Written problem
Output every line below exactly.

Data in this exercise
/---
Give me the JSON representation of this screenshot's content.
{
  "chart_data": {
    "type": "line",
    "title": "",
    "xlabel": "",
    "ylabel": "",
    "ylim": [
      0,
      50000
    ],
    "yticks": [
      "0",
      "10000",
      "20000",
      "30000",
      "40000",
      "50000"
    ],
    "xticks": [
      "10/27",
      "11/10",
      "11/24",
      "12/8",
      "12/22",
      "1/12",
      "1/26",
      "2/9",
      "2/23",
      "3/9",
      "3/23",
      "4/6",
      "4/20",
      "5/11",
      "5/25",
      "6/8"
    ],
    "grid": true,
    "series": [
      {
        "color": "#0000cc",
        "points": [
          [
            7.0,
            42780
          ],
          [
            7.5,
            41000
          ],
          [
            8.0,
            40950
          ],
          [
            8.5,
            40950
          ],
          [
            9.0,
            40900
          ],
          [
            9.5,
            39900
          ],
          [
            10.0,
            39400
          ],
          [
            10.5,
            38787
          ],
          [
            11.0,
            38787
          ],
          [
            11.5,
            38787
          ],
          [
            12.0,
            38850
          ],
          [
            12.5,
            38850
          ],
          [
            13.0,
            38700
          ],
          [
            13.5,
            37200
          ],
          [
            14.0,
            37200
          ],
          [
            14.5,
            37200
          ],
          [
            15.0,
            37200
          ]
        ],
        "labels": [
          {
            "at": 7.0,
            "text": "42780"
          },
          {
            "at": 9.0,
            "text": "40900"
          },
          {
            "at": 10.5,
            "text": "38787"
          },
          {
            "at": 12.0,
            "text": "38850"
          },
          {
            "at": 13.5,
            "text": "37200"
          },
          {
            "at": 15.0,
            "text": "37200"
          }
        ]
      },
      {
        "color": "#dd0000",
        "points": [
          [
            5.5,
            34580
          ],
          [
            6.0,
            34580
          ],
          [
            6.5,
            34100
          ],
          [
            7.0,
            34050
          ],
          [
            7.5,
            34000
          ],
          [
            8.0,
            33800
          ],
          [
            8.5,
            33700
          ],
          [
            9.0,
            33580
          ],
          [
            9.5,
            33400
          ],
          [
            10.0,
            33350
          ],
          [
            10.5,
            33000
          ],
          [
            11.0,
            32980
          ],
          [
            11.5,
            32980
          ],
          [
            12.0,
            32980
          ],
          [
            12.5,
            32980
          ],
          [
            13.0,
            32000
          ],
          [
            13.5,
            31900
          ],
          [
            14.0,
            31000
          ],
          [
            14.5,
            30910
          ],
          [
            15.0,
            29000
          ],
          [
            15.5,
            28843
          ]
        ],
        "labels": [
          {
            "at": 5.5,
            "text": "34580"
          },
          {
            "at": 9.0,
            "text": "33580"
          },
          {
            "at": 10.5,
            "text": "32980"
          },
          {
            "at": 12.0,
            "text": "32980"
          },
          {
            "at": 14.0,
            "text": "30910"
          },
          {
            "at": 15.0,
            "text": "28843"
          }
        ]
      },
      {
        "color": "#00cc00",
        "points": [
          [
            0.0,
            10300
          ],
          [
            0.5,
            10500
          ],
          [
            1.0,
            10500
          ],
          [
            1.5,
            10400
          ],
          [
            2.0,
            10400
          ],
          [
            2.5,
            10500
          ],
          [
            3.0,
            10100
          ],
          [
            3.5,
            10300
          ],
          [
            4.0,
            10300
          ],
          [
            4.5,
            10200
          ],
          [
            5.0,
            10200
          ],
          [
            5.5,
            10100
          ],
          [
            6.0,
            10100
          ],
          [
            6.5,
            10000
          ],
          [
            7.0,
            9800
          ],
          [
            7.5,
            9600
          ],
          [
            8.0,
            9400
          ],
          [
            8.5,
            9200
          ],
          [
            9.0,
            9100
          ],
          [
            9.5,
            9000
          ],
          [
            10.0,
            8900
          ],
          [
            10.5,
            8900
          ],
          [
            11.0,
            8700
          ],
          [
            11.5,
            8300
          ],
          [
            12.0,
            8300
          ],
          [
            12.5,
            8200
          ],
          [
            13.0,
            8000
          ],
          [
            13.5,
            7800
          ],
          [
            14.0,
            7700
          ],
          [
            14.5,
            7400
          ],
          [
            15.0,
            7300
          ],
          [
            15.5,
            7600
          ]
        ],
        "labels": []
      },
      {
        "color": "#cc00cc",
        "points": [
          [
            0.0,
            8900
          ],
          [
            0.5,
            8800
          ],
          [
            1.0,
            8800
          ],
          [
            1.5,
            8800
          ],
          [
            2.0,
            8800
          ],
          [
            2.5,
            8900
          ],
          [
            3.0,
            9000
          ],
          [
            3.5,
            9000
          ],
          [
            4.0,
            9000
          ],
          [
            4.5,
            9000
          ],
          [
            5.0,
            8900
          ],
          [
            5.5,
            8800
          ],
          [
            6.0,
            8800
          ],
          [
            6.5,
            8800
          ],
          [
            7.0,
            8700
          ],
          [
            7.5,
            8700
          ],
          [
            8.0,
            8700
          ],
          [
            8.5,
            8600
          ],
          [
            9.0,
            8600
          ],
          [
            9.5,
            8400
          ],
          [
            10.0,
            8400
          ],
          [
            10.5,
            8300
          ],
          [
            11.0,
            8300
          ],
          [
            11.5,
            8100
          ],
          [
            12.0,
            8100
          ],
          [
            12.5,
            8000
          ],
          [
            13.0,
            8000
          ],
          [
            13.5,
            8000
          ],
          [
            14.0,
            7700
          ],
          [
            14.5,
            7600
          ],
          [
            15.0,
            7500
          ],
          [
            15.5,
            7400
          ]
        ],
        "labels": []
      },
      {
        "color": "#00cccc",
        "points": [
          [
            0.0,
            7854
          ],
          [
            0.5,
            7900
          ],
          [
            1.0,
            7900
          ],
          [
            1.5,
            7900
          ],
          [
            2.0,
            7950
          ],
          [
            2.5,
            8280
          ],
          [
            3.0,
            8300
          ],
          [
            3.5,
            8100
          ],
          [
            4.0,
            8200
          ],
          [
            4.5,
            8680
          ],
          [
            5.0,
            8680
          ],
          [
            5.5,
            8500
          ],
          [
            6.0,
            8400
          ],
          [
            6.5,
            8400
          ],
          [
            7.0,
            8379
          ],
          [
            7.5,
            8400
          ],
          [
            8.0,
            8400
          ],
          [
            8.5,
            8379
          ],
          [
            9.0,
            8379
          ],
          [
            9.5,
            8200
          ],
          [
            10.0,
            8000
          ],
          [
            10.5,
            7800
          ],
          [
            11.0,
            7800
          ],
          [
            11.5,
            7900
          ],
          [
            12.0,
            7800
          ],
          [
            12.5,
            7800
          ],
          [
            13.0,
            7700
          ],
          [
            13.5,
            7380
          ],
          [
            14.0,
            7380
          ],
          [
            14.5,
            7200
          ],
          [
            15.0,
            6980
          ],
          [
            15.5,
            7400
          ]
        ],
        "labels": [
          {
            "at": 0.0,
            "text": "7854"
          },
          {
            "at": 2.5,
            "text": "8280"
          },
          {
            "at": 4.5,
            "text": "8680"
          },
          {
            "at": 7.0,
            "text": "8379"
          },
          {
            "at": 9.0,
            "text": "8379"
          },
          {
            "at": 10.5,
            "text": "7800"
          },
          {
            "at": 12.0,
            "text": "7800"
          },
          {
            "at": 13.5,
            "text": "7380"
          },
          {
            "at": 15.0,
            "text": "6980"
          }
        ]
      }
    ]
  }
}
\---
Result
Give me the JSON representation of this screenshot's content.
{
  "chart_data": {
    "type": "line",
    "title": "",
    "xlabel": "",
    "ylabel": "",
    "ylim": [
      0,
      50000
    ],
    "yticks": [
      "0",
      "10000",
      "20000",
      "30000",
      "40000",
      "50000"
    ],
    "xticks": [
      "10/27",
      "11/10",
      "11/24",
      "12/8",
      "12/22",
      "1/12",
      "1/26",
      "2/9",
      "2/23",
      "3/9",
      "3/23",
      "4/6",
      "4/20",
      "5/11",
      "5/25",
      "6/8"
    ],
    "grid": true,
    "series": [
      {
        "color": "#0000cc",
        "points": [
          [
            7.0,
            42780
          ],
          [
            7.5,
            41000
          ],
          [
            8.0,
            40950
          ],
          [
            8.5,
            40950
          ],
          [
            9.0,
            40900
          ],
          [
            9.5,
            39900
          ],
          [
            10.0,
            39400
          ],
          [
            10.5,
            38787
          ],
          [
            11.0,
            38787
          ],
          [
            11.5,
            38787
          ],
          [
            12.0,
            38850
          ],
          [
            12.5,
            38850
          ],
          [
            13.0,
            38700
          ],
          [
            13.5,
            37200
          ],
          [
            14.0,
            37200
          ],
          [
            14.5,
            37200
          ],
          [
            15.0,
            37200
          ]
        ],
        "labels": [
          {
            "at": 7.0,
            "text": "42780"
          },
          {
            "at": 9.0,
            "text": "40900"
          },
          {
            "at": 10.5,
            "text": "38787"
          },
          {
            "at": 12.0,
            "text": "38850"
          },
          {
            "at": 13.5,
            "text": "37200"
          },
          {
            "at": 15.0,
            "text": "37200"
          }
        ]
      },
      {
        "color": "#dd0000",
        "points": [
          [
            5.5,
            34580
          ],
          [
            6.0,
            34580
          ],
          [
            6.5,
            34100
          ],
          [
            7.0,
            34050
          ],
          [
            7.5,
            34000
          ],
          [
            8.0,
            33800
          ],
          [
            8.5,
            33700
          ],
          [
            9.0,
            33580
          ],
          [
            9.5,
            33400
          ],
          [
            10.0,
            33350
          ],
          [
            10.5,
            33000
          ],
          [
            11.0,
            32980
          ],
          [
            11.5,
            32980
          ],
          [
            12.0,
            32980
          ],
          [
            12.5,
            32980
          ],
          [
            13.0,
            32000
          ],
          [
            13.5,
            31900
          ],
          [
            14.0,
            31000
          ],
          [
            14.5,
            30910
          ],
          [
            15.0,
            29000
          ],
          [
            15.5,
            28843
          ]
        ],
        "labels": [
          {
            "at": 5.5,
            "text": "34580"
          },
          {
            "at": 9.0,
            "text": "33580"
          },
          {
            "at": 10.5,
            "text": "32980"
          },
          {
            "at": 12.0,
            "text": "32980"
          },
          {
            "at": 14.0,
            "text": "30910"
          },
          {
            "at": 15.0,
            "text": "28843"
          }
        ]
      },
      {
        "color": "#00cc00",
        "points": [
          [
            0.0,
            10300
          ],
          [
            0.5,
            10500
          ],
          [
            1.0,
            10500
          ],
          [
            1.5,
            10400
          ],
          [
            2.0,
            10400
          ],
          [
            2.5,
            10500
          ],
          [
            3.0,
            10100
          ],
          [
            3.5,
            10300
          ],
          [
            4.0,
            10300
          ],
          [
            4.5,
            10200
          ],
          [
            5.0,
            10200
          ],
          [
            5.5,
            10100
          ],
          [
            6.0,
            10100
          ],
          [
            6.5,
            10000
          ],
          [
            7.0,
            9800
          ],
          [
            7.5,
            9600
          ],
          [
            8.0,
            9400
          ],
          [
            8.5,
            9200
          ],
          [
            9.0,
            9100
          ],
          [
            9.5,
            9000
          ],
          [
            10.0,
            8900
          ],
          [
            10.5,
            8900
          ],
          [
            11.0,
            8700
          ],
          [
            11.5,
            8300
          ],
          [
            12.0,
            8300
          ],
          [
            12.5,
            8200
          ],
          [
            13.0,
            8000
          ],
          [
            13.5,
            7800
          ],
          [
            14.0,
            7700
          ],
          [
            14.5,
            7400
          ],
          [
            15.0,
            7300
          ],
          [
            15.5,
            7600
          ]
        ],
        "labels": []
      },
      {
        "color": "#cc00cc",
        "points": [
          [
            0.0,
            8900
          ],
          [
            0.5,
            8800
          ],
          [
            1.0,
            8800
          ],
          [
            1.5,
            8800
          ],
          [
            2.0,
            8800
          ],
          [
            2.5,
            8900
          ],
          [
            3.0,
            9000
          ],
          [
            3.5,
            9000
          ],
          [
            4.0,
            9000
          ],
          [
            4.5,
            9000
          ],
          [
            5.0,
            8900
          ],
          [
            5.5,
            8800
          ],
          [
            6.0,
            8800
          ],
          [
            6.5,
            8800
          ],
          [
            7.0,
            8700
          ],
          [
            7.5,
            8700
          ],
          [
            8.0,
            8700
          ],
          [
            8.5,
            8600
          ],
          [
            9.0,
            8600
          ],
          [
            9.5,
            8400
          ],
          [
            10.0,
            8400
          ],
          [
            10.5,
            8300
          ],
          [
            11.0,
            8300
          ],
          [
            11.5,
            8100
          ],
          [
            12.0,
            8100
          ],
          [
            12.5,
            8000
          ],
          [
            13.0,
            8000
          ],
          [
            13.5,
            8000
          ],
          [
            14.0,
            7700
          ],
          [
            14.5,
            7600
          ],
          [
            15.0,
            7500
          ],
          [
            15.5,
            7400
          ]
        ],
        "labels": []
      },
      {
        "color": "#00cccc",
        "points": [
          [
            0.0,
            7854
          ],
          [
            0.5,
            7900
          ],
          [
            1.0,
            7900
          ],
          [
            1.5,
            7900
          ],
          [
            2.0,
            7950
          ],
          [
            2.5,
            8280
          ],
          [
            3.0,
            8300
          ],
          [
            3.5,
            8100
          ],
          [
            4.0,
            8200
          ],
          [
            4.5,
            8680
          ],
          [
            5.0,
            8680
          ],
          [
            5.5,
            8500
          ],
          [
            6.0,
            8400
          ],
          [
            6.5,
            8400
          ],
          [
            7.0,
            8379
          ],
          [
            7.5,
            8400
          ],
          [
            8.0,
            8400
          ],
          [
            8.5,
            8379
          ],
          [
            9.0,
            8379
          ],
          [
            9.5,
            8200
          ],
          [
            10.0,
            8000
          ],
          [
            10.5,
            7800
          ],
          [
            11.0,
            7800
          ],
          [
            11.5,
            7900
          ],
          [
            12.0,
            7800
          ],
          [
            12.5,
            7800
          ],
          [
            13.0,
            7700
          ],
          [
            13.5,
            7380
          ],
          [
            14.0,
            7380
          ],
          [
            14.5,
            7200
          ],
          [
            15.0,
            6980
          ],
          [
            15.5,
            7400
          ]
        ],
        "labels": [
          {
            "at": 0.0,
            "text": "7854"
          },
          {
            "at": 2.5,
            "text": "8280"
          },
          {
            "at": 4.5,
            "text": "8680"
          },
          {
            "at": 7.0,
            "text": "8379"
          },
          {
            "at": 9.0,
            "text": "8379"
          },
          {
            "at": 10.5,
            "text": "7800"
          },
          {
            "at": 12.0,
            "text": "7800"
          },
          {
            "at": 13.5,
            "text": "7380"
          },
          {
            "at": 15.0,
            "text": "6980"
          }
        ]
      }
    ]
  }
}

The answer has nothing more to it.